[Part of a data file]
——————————

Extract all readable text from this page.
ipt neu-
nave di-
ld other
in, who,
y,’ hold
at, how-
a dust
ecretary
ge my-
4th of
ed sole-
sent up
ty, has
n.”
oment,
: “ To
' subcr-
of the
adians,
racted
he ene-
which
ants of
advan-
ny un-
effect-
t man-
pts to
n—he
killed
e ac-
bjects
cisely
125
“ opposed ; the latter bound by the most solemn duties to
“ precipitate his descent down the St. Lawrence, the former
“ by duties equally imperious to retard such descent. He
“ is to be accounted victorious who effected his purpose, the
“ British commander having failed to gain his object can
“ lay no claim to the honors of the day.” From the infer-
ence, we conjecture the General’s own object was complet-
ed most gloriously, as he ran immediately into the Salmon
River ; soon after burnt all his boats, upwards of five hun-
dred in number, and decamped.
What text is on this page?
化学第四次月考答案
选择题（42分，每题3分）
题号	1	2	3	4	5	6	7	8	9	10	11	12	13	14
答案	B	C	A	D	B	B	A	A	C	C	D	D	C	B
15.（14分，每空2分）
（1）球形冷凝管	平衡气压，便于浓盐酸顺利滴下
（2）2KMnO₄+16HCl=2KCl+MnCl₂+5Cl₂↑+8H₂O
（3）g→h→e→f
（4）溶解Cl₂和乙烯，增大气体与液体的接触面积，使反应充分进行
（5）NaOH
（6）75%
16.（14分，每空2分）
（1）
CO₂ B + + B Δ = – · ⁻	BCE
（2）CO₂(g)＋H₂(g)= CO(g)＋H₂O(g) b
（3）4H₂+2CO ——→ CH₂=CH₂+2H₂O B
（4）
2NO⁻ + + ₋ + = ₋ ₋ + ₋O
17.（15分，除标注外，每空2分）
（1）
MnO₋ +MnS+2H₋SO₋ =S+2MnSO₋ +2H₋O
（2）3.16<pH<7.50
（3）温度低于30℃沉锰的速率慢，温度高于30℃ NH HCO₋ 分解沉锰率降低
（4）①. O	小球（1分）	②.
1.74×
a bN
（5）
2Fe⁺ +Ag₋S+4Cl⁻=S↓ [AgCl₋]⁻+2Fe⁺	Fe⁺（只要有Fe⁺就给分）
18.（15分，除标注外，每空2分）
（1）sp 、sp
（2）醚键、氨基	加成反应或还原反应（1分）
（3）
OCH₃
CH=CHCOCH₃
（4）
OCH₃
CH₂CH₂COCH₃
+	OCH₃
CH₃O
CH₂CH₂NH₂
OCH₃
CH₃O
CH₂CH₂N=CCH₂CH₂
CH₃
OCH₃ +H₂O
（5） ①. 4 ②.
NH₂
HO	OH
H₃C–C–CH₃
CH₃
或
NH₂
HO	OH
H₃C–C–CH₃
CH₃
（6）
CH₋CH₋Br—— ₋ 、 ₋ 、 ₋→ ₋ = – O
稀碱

——————————

Write the listing out again, exactly as it reads.

Extract all readable text from this page.
ipt neu-
nave di-
ld other
in, who,
y,’ hold
at, how-
a dust
ecretary
ge my-
4th of
ed sole-
sent up
ty, has
n.”
oment,
: “ To
' subcr-
of the
adians,
racted
he ene-
which
ants of
advan-
ny un-
effect-
t man-
pts to
n—he
killed
e ac-
bjects
cisely
125
“ opposed ; the latter bound by the most solemn duties to
“ precipitate his descent down the St. Lawrence, the former
“ by duties equally imperious to retard such descent. He
“ is to be accounted victorious who effected his purpose, the
“ British commander having failed to gain his object can
“ lay no claim to the honors of the day.” From the infer-
ence, we conjecture the General’s own object was complet-
ed most gloriously, as he ran immediately into the Salmon
River ; soon after burnt all his boats, upwards of five hun-
dred in number, and decamped.
What text is on this page?
化学第四次月考答案
选择题（42分，每题3分）
题号	1	2	3	4	5	6	7	8	9	10	11	12	13	14
答案	B	C	A	D	B	B	A	A	C	C	D	D	C	B
15.（14分，每空2分）
（1）球形冷凝管	平衡气压，便于浓盐酸顺利滴下
（2）2KMnO₄+16HCl=2KCl+MnCl₂+5Cl₂↑+8H₂O
（3）g→h→e→f
（4）溶解Cl₂和乙烯，增大气体与液体的接触面积，使反应充分进行
（5）NaOH
（6）75%
16.（14分，每空2分）
（1）
CO₂ B + + B Δ = – · ⁻	BCE
（2）CO₂(g)＋H₂(g)= CO(g)＋H₂O(g) b
（3）4H₂+2CO ——→ CH₂=CH₂+2H₂O B
（4）
2NO⁻ + + ₋ + = ₋ ₋ + ₋O
17.（15分，除标注外，每空2分）
（1）
MnO₋ +MnS+2H₋SO₋ =S+2MnSO₋ +2H₋O
（2）3.16<pH<7.50
（3）温度低于30℃沉锰的速率慢，温度高于30℃ NH HCO₋ 分解沉锰率降低
（4）①. O	小球（1分）	②.
1.74×
a bN
（5）
2Fe⁺ +Ag₋S+4Cl⁻=S↓ [AgCl₋]⁻+2Fe⁺	Fe⁺（只要有Fe⁺就给分）
18.（15分，除标注外，每空2分）
（1）sp 、sp
（2）醚键、氨基	加成反应或还原反应（1分）
（3）
OCH₃
CH=CHCOCH₃
（4）
OCH₃
CH₂CH₂COCH₃
+	OCH₃
CH₃O
CH₂CH₂NH₂
OCH₃
CH₃O
CH₂CH₂N=CCH₂CH₂
CH₃
OCH₃ +H₂O
（5） ①. 4 ②.
NH₂
HO	OH
H₃C–C–CH₃
CH₃
或
NH₂
HO	OH
H₃C–C–CH₃
CH₃
（6）
CH₋CH₋Br—— ₋ 、 ₋ 、 ₋→ ₋ = – O
稀碱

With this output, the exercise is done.